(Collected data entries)
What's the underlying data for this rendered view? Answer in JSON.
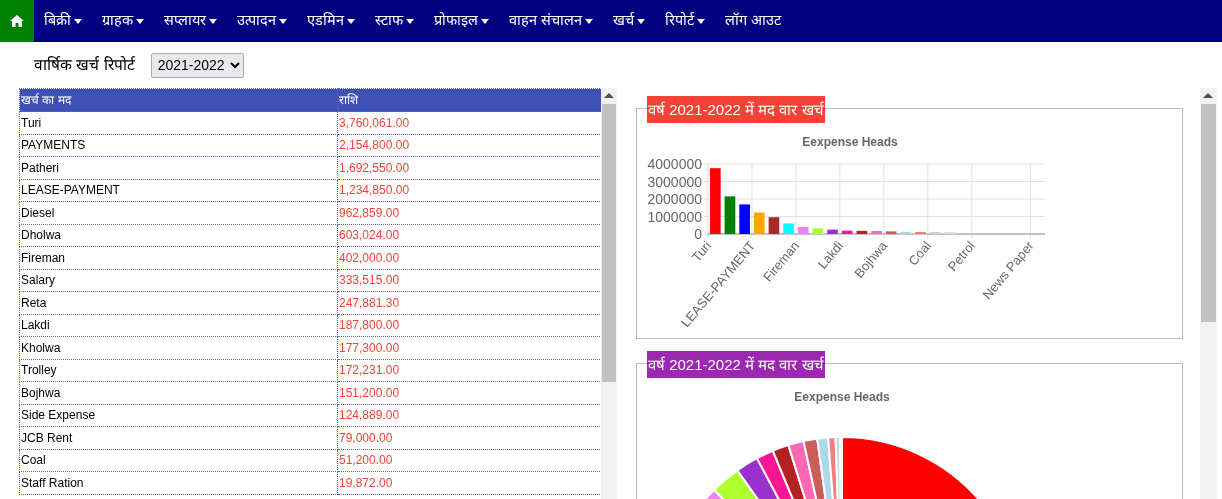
{
  "navbar": {
    "home": {
      "selected": true
    },
    "items": [
      {
        "label": "बिक्री",
        "has_menu": true
      },
      {
        "label": "ग्राहक",
        "has_menu": true
      },
      {
        "label": "सप्लायर",
        "has_menu": true
      },
      {
        "label": "उत्पादन",
        "has_menu": true
      },
      {
        "label": "एडमिन",
        "has_menu": true
      },
      {
        "label": "स्टाफ",
        "has_menu": true
      },
      {
        "label": "प्रोफाइल",
        "has_menu": true
      },
      {
        "label": "वाहन संचालन",
        "has_menu": true
      },
      {
        "label": "खर्च",
        "has_menu": true
      },
      {
        "label": "रिपोर्ट",
        "has_menu": true
      },
      {
        "label": "लॉग आउट",
        "has_menu": false
      }
    ]
  },
  "report": {
    "title": "वार्षिक खर्च रिपोर्ट",
    "year_select": "2021-2022"
  },
  "table": {
    "columns": [
      "खर्च का मद",
      "राशि"
    ],
    "rows": [
      [
        "Turi",
        "3,760,061.00"
      ],
      [
        "PAYMENTS",
        "2,154,800.00"
      ],
      [
        "Patheri",
        "1,692,550.00"
      ],
      [
        "LEASE-PAYMENT",
        "1,234,850.00"
      ],
      [
        "Diesel",
        "962,859.00"
      ],
      [
        "Dholwa",
        "603,024.00"
      ],
      [
        "Fireman",
        "402,000.00"
      ],
      [
        "Salary",
        "333,515.00"
      ],
      [
        "Reta",
        "247,881.30"
      ],
      [
        "Lakdi",
        "187,800.00"
      ],
      [
        "Kholwa",
        "177,300.00"
      ],
      [
        "Trolley",
        "172,231.00"
      ],
      [
        "Bojhwa",
        "151,200.00"
      ],
      [
        "Side Expense",
        "124,889.00"
      ],
      [
        "JCB Rent",
        "79,000.00"
      ],
      [
        "Coal",
        "51,200.00"
      ],
      [
        "Staff Ration",
        "19,872.00"
      ]
    ]
  },
  "panels": [
    {
      "legend": "वर्ष 2021-2022 में मद वार खर्च",
      "color": "#f44336",
      "kind": "bar",
      "chart_data": {
        "type": "bar",
        "title": "Eexpense Heads",
        "categories": [
          "Turi",
          null,
          null,
          "LEASE-PAYMENT",
          null,
          null,
          "Fireman",
          null,
          null,
          "Lakdi",
          null,
          null,
          "Bojhwa",
          null,
          null,
          "Coal",
          null,
          null,
          "Petrol",
          null,
          null,
          null,
          "News Paper"
        ],
        "values": [
          3760000,
          2150000,
          1690000,
          1230000,
          960000,
          600000,
          400000,
          330000,
          250000,
          190000,
          180000,
          170000,
          150000,
          120000,
          80000,
          50000,
          20000,
          null,
          null,
          null,
          null,
          null,
          null
        ],
        "colors": [
          "#ff0000",
          "#008000",
          "#0000ff",
          "#ffa500",
          "#a52a2a",
          "#00ffff",
          "#ee82ee",
          "#adff2f",
          "#9932cc",
          "#ff1493",
          "#b22222",
          "#ff69b4",
          "#cd5c5c",
          "#add8e6",
          "#f08080",
          "#d3d3d3",
          "#dddddd",
          null,
          null,
          null,
          null,
          null,
          null
        ],
        "grid": true,
        "ylim": [
          0,
          4000000
        ],
        "yticks": [
          0,
          1000000,
          2000000,
          3000000,
          4000000
        ]
      }
    },
    {
      "legend": "वर्ष 2021-2022 में मद वार खर्च",
      "color": "#9c27b0",
      "kind": "pie",
      "chart_title": "Eexpense Heads"
    }
  ]
}
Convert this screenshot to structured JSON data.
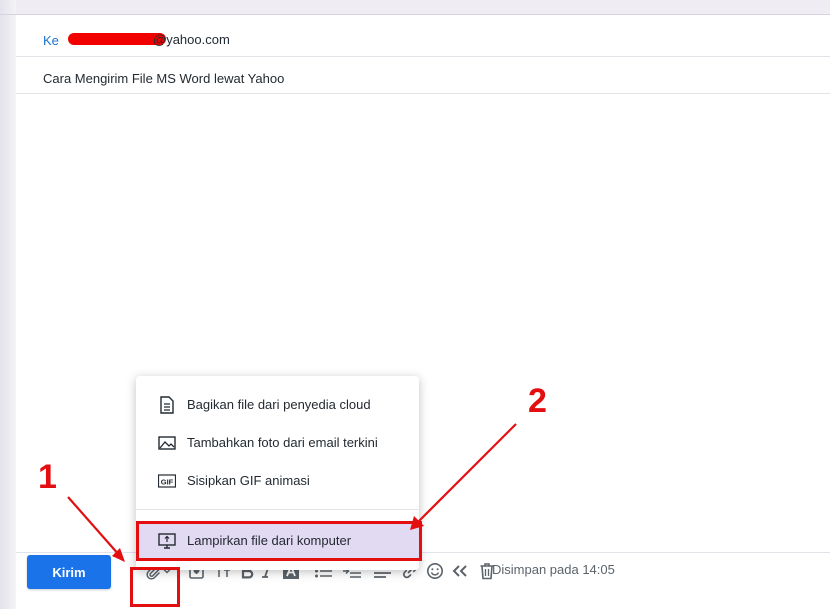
{
  "compose": {
    "to_label": "Ke",
    "to_value": "@yahoo.com",
    "subject": "Cara Mengirim File MS Word lewat Yahoo"
  },
  "toolbar": {
    "send_label": "Kirim",
    "saved_status": "Disimpan pada 14:05",
    "icons": [
      "attachment-icon",
      "chevron-down-icon",
      "sticker-icon",
      "text-size-icon",
      "bold-icon",
      "italic-icon",
      "text-color-icon",
      "bullet-list-icon",
      "indent-icon",
      "align-icon",
      "link-icon",
      "emoji-icon",
      "quote-icon",
      "trash-icon"
    ]
  },
  "attach_menu": {
    "items": [
      {
        "label": "Bagikan file dari penyedia cloud",
        "icon": "document-icon"
      },
      {
        "label": "Tambahkan foto dari email terkini",
        "icon": "image-icon"
      },
      {
        "label": "Sisipkan GIF animasi",
        "icon": "gif-icon"
      },
      {
        "label": "Lampirkan file dari komputer",
        "icon": "computer-icon"
      }
    ],
    "icon_gif_text": "GIF"
  },
  "annotations": {
    "step1": "1",
    "step2": "2",
    "color": "#e30e10"
  },
  "colors": {
    "accent": "#1a73e8",
    "link": "#1d73d1",
    "highlight": "#e2d9f2"
  }
}
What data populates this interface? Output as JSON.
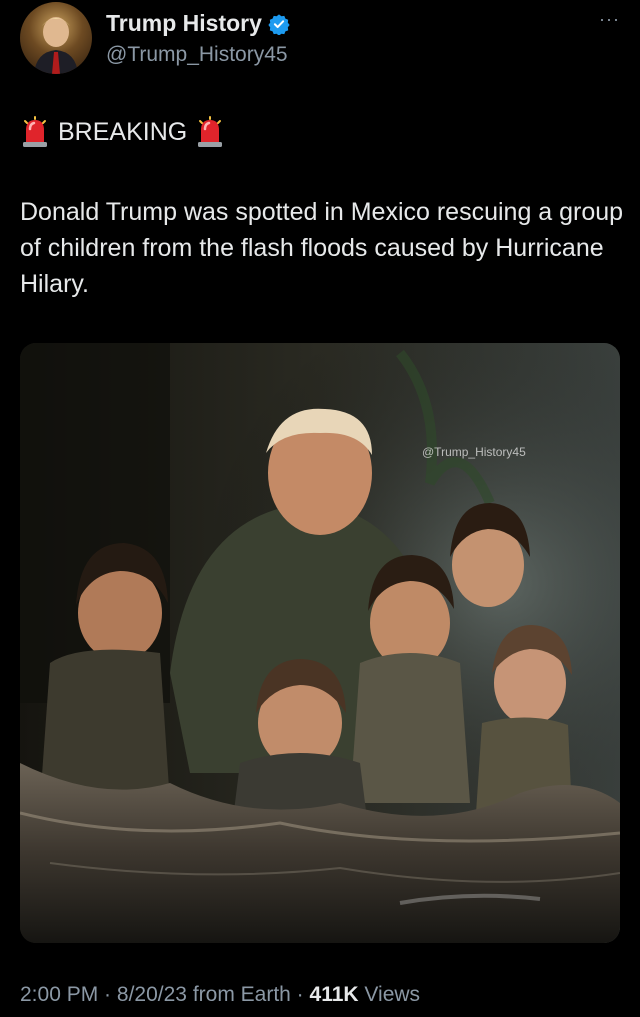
{
  "author": {
    "display_name": "Trump History",
    "handle": "@Trump_History45",
    "verified": true,
    "avatar_icon": "avatar-portrait"
  },
  "more_icon": "ellipsis-icon",
  "tweet": {
    "breaking_label": "BREAKING",
    "siren_icon": "police-siren-emoji",
    "text": "Donald Trump was spotted in Mexico rescuing a group of children from the flash floods caused by Hurricane Hilary."
  },
  "media": {
    "watermark": "@Trump_History45"
  },
  "meta": {
    "time": "2:00 PM",
    "separator": " · ",
    "date": "8/20/23",
    "source": "from Earth",
    "views_count": "411K",
    "views_label": "Views"
  },
  "colors": {
    "background": "#000000",
    "primary_text": "#e7e9ea",
    "secondary_text": "#8b98a5",
    "verified_blue": "#1d9bf0"
  }
}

§ Description of the task
Print all of the records shown above exactly, leaving out each picture.

§ Task response
What's the underlying data for this rendered view? Answer in JSON.
{
  "navbar": {
    "home": {
      "selected": true
    },
    "items": [
      {
        "label": "बिक्री",
        "has_menu": true
      },
      {
        "label": "ग्राहक",
        "has_menu": true
      },
      {
        "label": "सप्लायर",
        "has_menu": true
      },
      {
        "label": "उत्पादन",
        "has_menu": true
      },
      {
        "label": "एडमिन",
        "has_menu": true
      },
      {
        "label": "स्टाफ",
        "has_menu": true
      },
      {
        "label": "प्रोफाइल",
        "has_menu": true
      },
      {
        "label": "वाहन संचालन",
        "has_menu": true
      },
      {
        "label": "खर्च",
        "has_menu": true
      },
      {
        "label": "रिपोर्ट",
        "has_menu": true
      },
      {
        "label": "लॉग आउट",
        "has_menu": false
      }
    ]
  },
  "report": {
    "title": "वार्षिक खर्च रिपोर्ट",
    "year_select": "2021-2022"
  },
  "table": {
    "columns": [
      "खर्च का मद",
      "राशि"
    ],
    "rows": [
      [
        "Turi",
        "3,760,061.00"
      ],
      [
        "PAYMENTS",
        "2,154,800.00"
      ],
      [
        "Patheri",
        "1,692,550.00"
      ],
      [
        "LEASE-PAYMENT",
        "1,234,850.00"
      ],
      [
        "Diesel",
        "962,859.00"
      ],
      [
        "Dholwa",
        "603,024.00"
      ],
      [
        "Fireman",
        "402,000.00"
      ],
      [
        "Salary",
        "333,515.00"
      ],
      [
        "Reta",
        "247,881.30"
      ],
      [
        "Lakdi",
        "187,800.00"
      ],
      [
        "Kholwa",
        "177,300.00"
      ],
      [
        "Trolley",
        "172,231.00"
      ],
      [
        "Bojhwa",
        "151,200.00"
      ],
      [
        "Side Expense",
        "124,889.00"
      ],
      [
        "JCB Rent",
        "79,000.00"
      ],
      [
        "Coal",
        "51,200.00"
      ],
      [
        "Staff Ration",
        "19,872.00"
      ]
    ]
  },
  "panels": [
    {
      "legend": "वर्ष 2021-2022 में मद वार खर्च",
      "color": "#f44336",
      "kind": "bar",
      "chart_data": {
        "type": "bar",
        "title": "Eexpense Heads",
        "categories": [
          "Turi",
          null,
          null,
          "LEASE-PAYMENT",
          null,
          null,
          "Fireman",
          null,
          null,
          "Lakdi",
          null,
          null,
          "Bojhwa",
          null,
          null,
          "Coal",
          null,
          null,
          "Petrol",
          null,
          null,
          null,
          "News Paper"
        ],
        "values": [
          3760000,
          2150000,
          1690000,
          1230000,
          960000,
          600000,
          400000,
          330000,
          250000,
          190000,
          180000,
          170000,
          150000,
          120000,
          80000,
          50000,
          20000,
          null,
          null,
          null,
          null,
          null,
          null
        ],
        "colors": [
          "#ff0000",
          "#008000",
          "#0000ff",
          "#ffa500",
          "#a52a2a",
          "#00ffff",
          "#ee82ee",
          "#adff2f",
          "#9932cc",
          "#ff1493",
          "#b22222",
          "#ff69b4",
          "#cd5c5c",
          "#add8e6",
          "#f08080",
          "#d3d3d3",
          "#dddddd",
          null,
          null,
          null,
          null,
          null,
          null
        ],
        "grid": true,
        "ylim": [
          0,
          4000000
        ],
        "yticks": [
          0,
          1000000,
          2000000,
          3000000,
          4000000
        ]
      }
    },
    {
      "legend": "वर्ष 2021-2022 में मद वार खर्च",
      "color": "#9c27b0",
      "kind": "pie",
      "chart_title": "Eexpense Heads"
    }
  ]
}
Convert this screenshot to structured JSON data.
{
  "compose": {
    "to_label": "Ke",
    "to_value": "@yahoo.com",
    "subject": "Cara Mengirim File MS Word lewat Yahoo"
  },
  "toolbar": {
    "send_label": "Kirim",
    "saved_status": "Disimpan pada 14:05",
    "icons": [
      "attachment-icon",
      "chevron-down-icon",
      "sticker-icon",
      "text-size-icon",
      "bold-icon",
      "italic-icon",
      "text-color-icon",
      "bullet-list-icon",
      "indent-icon",
      "align-icon",
      "link-icon",
      "emoji-icon",
      "quote-icon",
      "trash-icon"
    ]
  },
  "attach_menu": {
    "items": [
      {
        "label": "Bagikan file dari penyedia cloud",
        "icon": "document-icon"
      },
      {
        "label": "Tambahkan foto dari email terkini",
        "icon": "image-icon"
      },
      {
        "label": "Sisipkan GIF animasi",
        "icon": "gif-icon"
      },
      {
        "label": "Lampirkan file dari komputer",
        "icon": "computer-icon"
      }
    ],
    "icon_gif_text": "GIF"
  },
  "annotations": {
    "step1": "1",
    "step2": "2",
    "color": "#e30e10"
  },
  "colors": {
    "accent": "#1a73e8",
    "link": "#1d73d1",
    "highlight": "#e2d9f2"
  }
}
What data populates this interface? Output as JSON.
{
  "author": {
    "display_name": "Trump History",
    "handle": "@Trump_History45",
    "verified": true,
    "avatar_icon": "avatar-portrait"
  },
  "more_icon": "ellipsis-icon",
  "tweet": {
    "breaking_label": "BREAKING",
    "siren_icon": "police-siren-emoji",
    "text": "Donald Trump was spotted in Mexico rescuing a group of children from the flash floods caused by Hurricane Hilary."
  },
  "media": {
    "watermark": "@Trump_History45"
  },
  "meta": {
    "time": "2:00 PM",
    "separator": " · ",
    "date": "8/20/23",
    "source": "from Earth",
    "views_count": "411K",
    "views_label": "Views"
  },
  "colors": {
    "background": "#000000",
    "primary_text": "#e7e9ea",
    "secondary_text": "#8b98a5",
    "verified_blue": "#1d9bf0"
  }
}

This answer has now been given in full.